• _Data listing_:
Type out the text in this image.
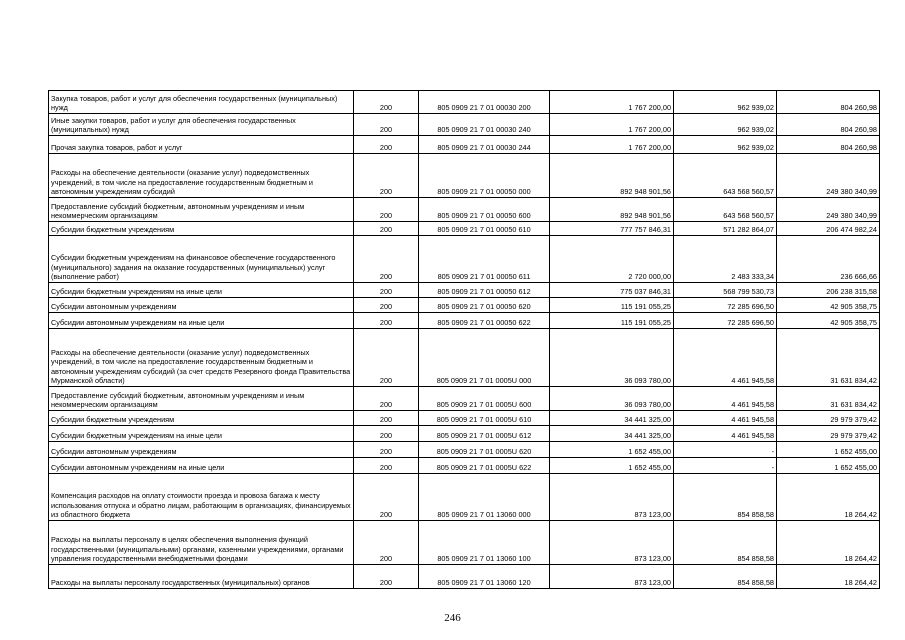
Закупка товаров, работ и услуг для обеспечения государственных (муниципальных) нужд	200	805 0909 21 7 01 00030 200	1 767 200,00	962 939,02	804 260,98
Иные закупки товаров, работ и услуг для обеспечения государственных (муниципальных) нужд	200	805 0909 21 7 01 00030 240	1 767 200,00	962 939,02	804 260,98
Прочая закупка товаров, работ и услуг	200	805 0909 21 7 01 00030 244	1 767 200,00	962 939,02	804 260,98
Расходы на обеспечение деятельности (оказание услуг) подведомственных учреждений, в том числе на предоставление государственным бюджетным и автономным учреждениям субсидий	200	805 0909 21 7 01 00050 000	892 948 901,56	643 568 560,57	249 380 340,99
Предоставление субсидий бюджетным, автономным учреждениям и иным некоммерческим организациям	200	805 0909 21 7 01 00050 600	892 948 901,56	643 568 560,57	249 380 340,99
Субсидии бюджетным учреждениям	200	805 0909 21 7 01 00050 610	777 757 846,31	571 282 864,07	206 474 982,24
Субсидии бюджетным учреждениям на финансовое обеспечение государственного (муниципального) задания на оказание государственных (муниципальных) услуг (выполнение работ)	200	805 0909 21 7 01 00050 611	2 720 000,00	2 483 333,34	236 666,66
Субсидии бюджетным учреждениям на иные цели	200	805 0909 21 7 01 00050 612	775 037 846,31	568 799 530,73	206 238 315,58
Субсидии автономным учреждениям	200	805 0909 21 7 01 00050 620	115 191 055,25	72 285 696,50	42 905 358,75
Субсидии автономным учреждениям на иные цели	200	805 0909 21 7 01 00050 622	115 191 055,25	72 285 696,50	42 905 358,75
Расходы на обеспечение деятельности (оказание услуг) подведомственных учреждений, в том числе на предоставление государственным бюджетным и автономным учреждениям субсидий (за счет средств Резервного фонда Правительства Мурманской области)	200	805 0909 21 7 01 0005U 000	36 093 780,00	4 461 945,58	31 631 834,42
Предоставление субсидий бюджетным, автономным учреждениям и иным некоммерческим организациям	200	805 0909 21 7 01 0005U 600	36 093 780,00	4 461 945,58	31 631 834,42
Субсидии бюджетным учреждениям	200	805 0909 21 7 01 0005U 610	34 441 325,00	4 461 945,58	29 979 379,42
Субсидии бюджетным учреждениям на иные цели	200	805 0909 21 7 01 0005U 612	34 441 325,00	4 461 945,58	29 979 379,42
Субсидии автономным учреждениям	200	805 0909 21 7 01 0005U 620	1 652 455,00	-	1 652 455,00
Субсидии автономным учреждениям на иные цели	200	805 0909 21 7 01 0005U 622	1 652 455,00	-	1 652 455,00
Компенсация расходов на оплату стоимости проезда и провоза багажа к месту использования отпуска и обратно лицам, работающим в организациях, финансируемых из областного бюджета	200	805 0909 21 7 01 13060 000	873 123,00	854 858,58	18 264,42
Расходы на выплаты персоналу в целях обеспечения выполнения функций государственными (муниципальными) органами, казенными учреждениями, органами управления государственными внебюджетными фондами	200	805 0909 21 7 01 13060 100	873 123,00	854 858,58	18 264,42
Расходы на выплаты персоналу государственных (муниципальных) органов	200	805 0909 21 7 01 13060 120	873 123,00	854 858,58	18 264,42
246
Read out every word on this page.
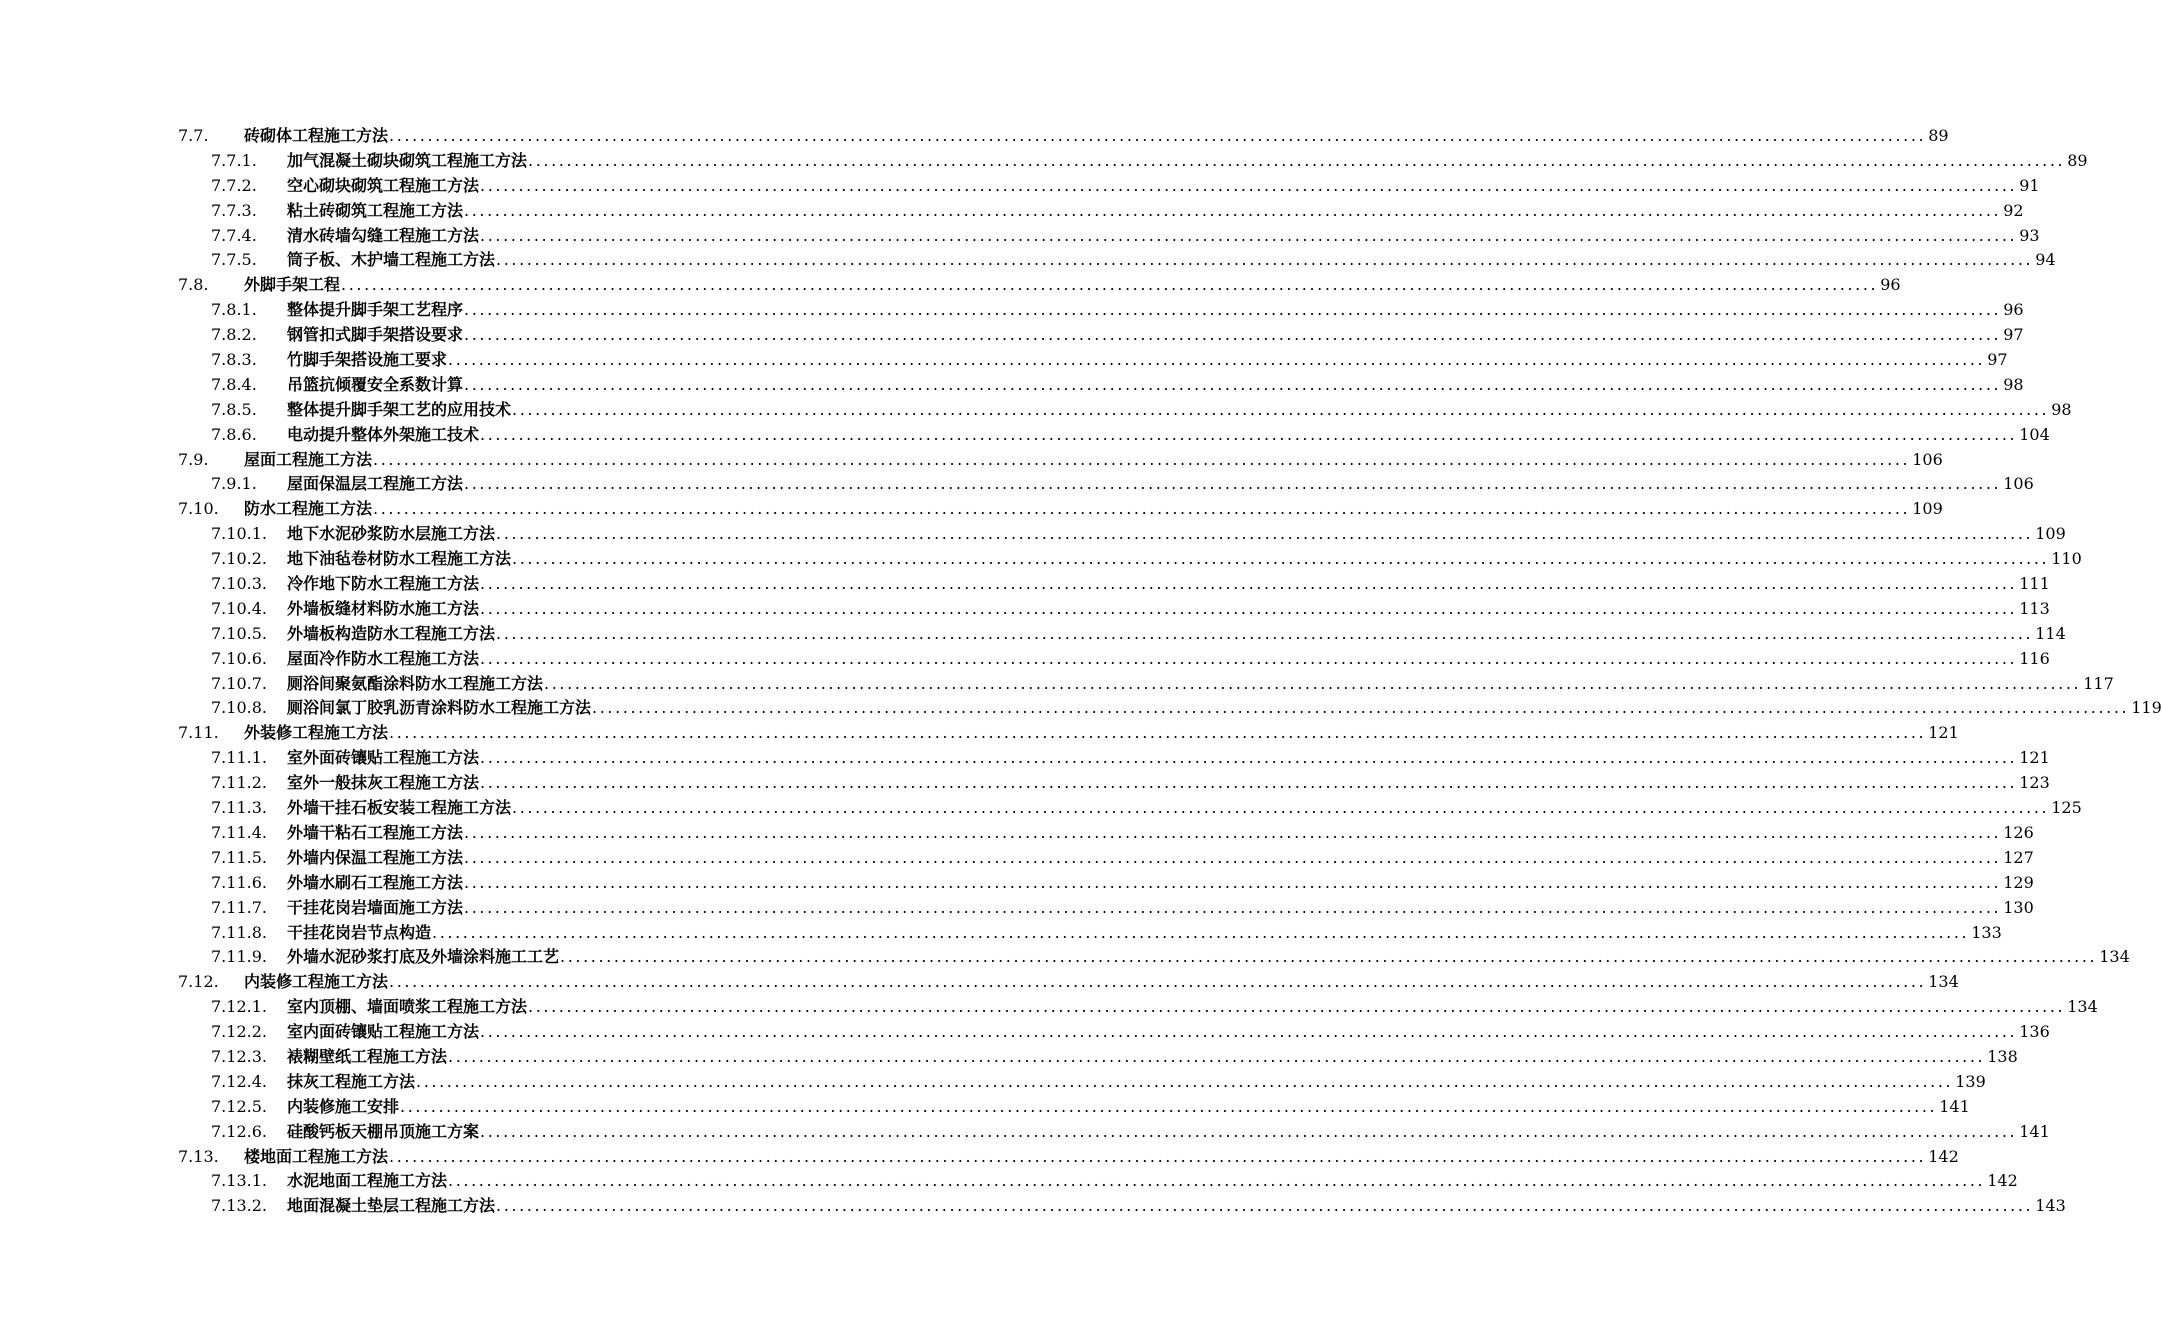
7.7.	砖砌体工程施工方法 ........................................................................................................................................................................................................ 89
7.7.1.	加气混凝土砌块砌筑工程施工方法 ........................................................................................................................................................................................................ 89
7.7.2.	空心砌块砌筑工程施工方法 ........................................................................................................................................................................................................ 91
7.7.3.	粘土砖砌筑工程施工方法 ........................................................................................................................................................................................................ 92
7.7.4.	清水砖墙勾缝工程施工方法 ........................................................................................................................................................................................................ 93
7.7.5.	筒子板、木护墙工程施工方法 ........................................................................................................................................................................................................ 94
7.8.	外脚手架工程 ........................................................................................................................................................................................................ 96
7.8.1.	整体提升脚手架工艺程序 ........................................................................................................................................................................................................ 96
7.8.2.	钢管扣式脚手架搭设要求 ........................................................................................................................................................................................................ 97
7.8.3.	竹脚手架搭设施工要求 ........................................................................................................................................................................................................ 97
7.8.4.	吊篮抗倾覆安全系数计算 ........................................................................................................................................................................................................ 98
7.8.5.	整体提升脚手架工艺的应用技术 ........................................................................................................................................................................................................ 98
7.8.6.	电动提升整体外架施工技术 ........................................................................................................................................................................................................ 104
7.9.	屋面工程施工方法 ........................................................................................................................................................................................................ 106
7.9.1.	屋面保温层工程施工方法 ........................................................................................................................................................................................................ 106
7.10.	防水工程施工方法 ........................................................................................................................................................................................................ 109
7.10.1.	地下水泥砂浆防水层施工方法 ........................................................................................................................................................................................................ 109
7.10.2.	地下油毡卷材防水工程施工方法 ........................................................................................................................................................................................................ 110
7.10.3.	冷作地下防水工程施工方法 ........................................................................................................................................................................................................ 111
7.10.4.	外墙板缝材料防水施工方法 ........................................................................................................................................................................................................ 113
7.10.5.	外墙板构造防水工程施工方法 ........................................................................................................................................................................................................ 114
7.10.6.	屋面冷作防水工程施工方法 ........................................................................................................................................................................................................ 116
7.10.7.	厕浴间聚氨酯涂料防水工程施工方法 ........................................................................................................................................................................................................ 117
7.10.8.	厕浴间氯丁胶乳沥青涂料防水工程施工方法 ........................................................................................................................................................................................................ 119
7.11.	外装修工程施工方法 ........................................................................................................................................................................................................ 121
7.11.1.	室外面砖镶贴工程施工方法 ........................................................................................................................................................................................................ 121
7.11.2.	室外一般抹灰工程施工方法 ........................................................................................................................................................................................................ 123
7.11.3.	外墙干挂石板安装工程施工方法 ........................................................................................................................................................................................................ 125
7.11.4.	外墙干粘石工程施工方法 ........................................................................................................................................................................................................ 126
7.11.5.	外墙内保温工程施工方法 ........................................................................................................................................................................................................ 127
7.11.6.	外墙水刷石工程施工方法 ........................................................................................................................................................................................................ 129
7.11.7.	干挂花岗岩墙面施工方法 ........................................................................................................................................................................................................ 130
7.11.8.	干挂花岗岩节点构造 ........................................................................................................................................................................................................ 133
7.11.9.	外墙水泥砂浆打底及外墙涂料施工工艺 ........................................................................................................................................................................................................ 134
7.12.	内装修工程施工方法 ........................................................................................................................................................................................................ 134
7.12.1.	室内顶棚、墙面喷浆工程施工方法 ........................................................................................................................................................................................................ 134
7.12.2.	室内面砖镶贴工程施工方法 ........................................................................................................................................................................................................ 136
7.12.3.	裱糊壁纸工程施工方法 ........................................................................................................................................................................................................ 138
7.12.4.	抹灰工程施工方法 ........................................................................................................................................................................................................ 139
7.12.5.	内装修施工安排 ........................................................................................................................................................................................................ 141
7.12.6.	硅酸钙板天棚吊顶施工方案 ........................................................................................................................................................................................................ 141
7.13.	楼地面工程施工方法 ........................................................................................................................................................................................................ 142
7.13.1.	水泥地面工程施工方法 ........................................................................................................................................................................................................ 142
7.13.2.	地面混凝土垫层工程施工方法 ........................................................................................................................................................................................................ 143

• _The problem_: Repeat the listing above exactly, with no pictures.

• _Expected answer_:
Type out the text in this image.
Закупка товаров, работ и услуг для обеспечения государственных (муниципальных) нужд	200	805 0909 21 7 01 00030 200	1 767 200,00	962 939,02	804 260,98
Иные закупки товаров, работ и услуг для обеспечения государственных (муниципальных) нужд	200	805 0909 21 7 01 00030 240	1 767 200,00	962 939,02	804 260,98
Прочая закупка товаров, работ и услуг	200	805 0909 21 7 01 00030 244	1 767 200,00	962 939,02	804 260,98
Расходы на обеспечение деятельности (оказание услуг) подведомственных учреждений, в том числе на предоставление государственным бюджетным и автономным учреждениям субсидий	200	805 0909 21 7 01 00050 000	892 948 901,56	643 568 560,57	249 380 340,99
Предоставление субсидий бюджетным, автономным учреждениям и иным некоммерческим организациям	200	805 0909 21 7 01 00050 600	892 948 901,56	643 568 560,57	249 380 340,99
Субсидии бюджетным учреждениям	200	805 0909 21 7 01 00050 610	777 757 846,31	571 282 864,07	206 474 982,24
Субсидии бюджетным учреждениям на финансовое обеспечение государственного (муниципального) задания на оказание государственных (муниципальных) услуг (выполнение работ)	200	805 0909 21 7 01 00050 611	2 720 000,00	2 483 333,34	236 666,66
Субсидии бюджетным учреждениям на иные цели	200	805 0909 21 7 01 00050 612	775 037 846,31	568 799 530,73	206 238 315,58
Субсидии автономным учреждениям	200	805 0909 21 7 01 00050 620	115 191 055,25	72 285 696,50	42 905 358,75
Субсидии автономным учреждениям на иные цели	200	805 0909 21 7 01 00050 622	115 191 055,25	72 285 696,50	42 905 358,75
Расходы на обеспечение деятельности (оказание услуг) подведомственных учреждений, в том числе на предоставление государственным бюджетным и автономным учреждениям субсидий (за счет средств Резервного фонда Правительства Мурманской области)	200	805 0909 21 7 01 0005U 000	36 093 780,00	4 461 945,58	31 631 834,42
Предоставление субсидий бюджетным, автономным учреждениям и иным некоммерческим организациям	200	805 0909 21 7 01 0005U 600	36 093 780,00	4 461 945,58	31 631 834,42
Субсидии бюджетным учреждениям	200	805 0909 21 7 01 0005U 610	34 441 325,00	4 461 945,58	29 979 379,42
Субсидии бюджетным учреждениям на иные цели	200	805 0909 21 7 01 0005U 612	34 441 325,00	4 461 945,58	29 979 379,42
Субсидии автономным учреждениям	200	805 0909 21 7 01 0005U 620	1 652 455,00	-	1 652 455,00
Субсидии автономным учреждениям на иные цели	200	805 0909 21 7 01 0005U 622	1 652 455,00	-	1 652 455,00
Компенсация расходов на оплату стоимости проезда и провоза багажа к месту использования отпуска и обратно лицам, работающим в организациях, финансируемых из областного бюджета	200	805 0909 21 7 01 13060 000	873 123,00	854 858,58	18 264,42
Расходы на выплаты персоналу в целях обеспечения выполнения функций государственными (муниципальными) органами, казенными учреждениями, органами управления государственными внебюджетными фондами	200	805 0909 21 7 01 13060 100	873 123,00	854 858,58	18 264,42
Расходы на выплаты персоналу государственных (муниципальных) органов	200	805 0909 21 7 01 13060 120	873 123,00	854 858,58	18 264,42
246
Read out every word on this page.
7.7.	砖砌体工程施工方法 ........................................................................................................................................................................................................ 89
7.7.1.	加气混凝土砌块砌筑工程施工方法 ........................................................................................................................................................................................................ 89
7.7.2.	空心砌块砌筑工程施工方法 ........................................................................................................................................................................................................ 91
7.7.3.	粘土砖砌筑工程施工方法 ........................................................................................................................................................................................................ 92
7.7.4.	清水砖墙勾缝工程施工方法 ........................................................................................................................................................................................................ 93
7.7.5.	筒子板、木护墙工程施工方法 ........................................................................................................................................................................................................ 94
7.8.	外脚手架工程 ........................................................................................................................................................................................................ 96
7.8.1.	整体提升脚手架工艺程序 ........................................................................................................................................................................................................ 96
7.8.2.	钢管扣式脚手架搭设要求 ........................................................................................................................................................................................................ 97
7.8.3.	竹脚手架搭设施工要求 ........................................................................................................................................................................................................ 97
7.8.4.	吊篮抗倾覆安全系数计算 ........................................................................................................................................................................................................ 98
7.8.5.	整体提升脚手架工艺的应用技术 ........................................................................................................................................................................................................ 98
7.8.6.	电动提升整体外架施工技术 ........................................................................................................................................................................................................ 104
7.9.	屋面工程施工方法 ........................................................................................................................................................................................................ 106
7.9.1.	屋面保温层工程施工方法 ........................................................................................................................................................................................................ 106
7.10.	防水工程施工方法 ........................................................................................................................................................................................................ 109
7.10.1.	地下水泥砂浆防水层施工方法 ........................................................................................................................................................................................................ 109
7.10.2.	地下油毡卷材防水工程施工方法 ........................................................................................................................................................................................................ 110
7.10.3.	冷作地下防水工程施工方法 ........................................................................................................................................................................................................ 111
7.10.4.	外墙板缝材料防水施工方法 ........................................................................................................................................................................................................ 113
7.10.5.	外墙板构造防水工程施工方法 ........................................................................................................................................................................................................ 114
7.10.6.	屋面冷作防水工程施工方法 ........................................................................................................................................................................................................ 116
7.10.7.	厕浴间聚氨酯涂料防水工程施工方法 ........................................................................................................................................................................................................ 117
7.10.8.	厕浴间氯丁胶乳沥青涂料防水工程施工方法 ........................................................................................................................................................................................................ 119
7.11.	外装修工程施工方法 ........................................................................................................................................................................................................ 121
7.11.1.	室外面砖镶贴工程施工方法 ........................................................................................................................................................................................................ 121
7.11.2.	室外一般抹灰工程施工方法 ........................................................................................................................................................................................................ 123
7.11.3.	外墙干挂石板安装工程施工方法 ........................................................................................................................................................................................................ 125
7.11.4.	外墙干粘石工程施工方法 ........................................................................................................................................................................................................ 126
7.11.5.	外墙内保温工程施工方法 ........................................................................................................................................................................................................ 127
7.11.6.	外墙水刷石工程施工方法 ........................................................................................................................................................................................................ 129
7.11.7.	干挂花岗岩墙面施工方法 ........................................................................................................................................................................................................ 130
7.11.8.	干挂花岗岩节点构造 ........................................................................................................................................................................................................ 133
7.11.9.	外墙水泥砂浆打底及外墙涂料施工工艺 ........................................................................................................................................................................................................ 134
7.12.	内装修工程施工方法 ........................................................................................................................................................................................................ 134
7.12.1.	室内顶棚、墙面喷浆工程施工方法 ........................................................................................................................................................................................................ 134
7.12.2.	室内面砖镶贴工程施工方法 ........................................................................................................................................................................................................ 136
7.12.3.	裱糊壁纸工程施工方法 ........................................................................................................................................................................................................ 138
7.12.4.	抹灰工程施工方法 ........................................................................................................................................................................................................ 139
7.12.5.	内装修施工安排 ........................................................................................................................................................................................................ 141
7.12.6.	硅酸钙板天棚吊顶施工方案 ........................................................................................................................................................................................................ 141
7.13.	楼地面工程施工方法 ........................................................................................................................................................................................................ 142
7.13.1.	水泥地面工程施工方法 ........................................................................................................................................................................................................ 142
7.13.2.	地面混凝土垫层工程施工方法 ........................................................................................................................................................................................................ 143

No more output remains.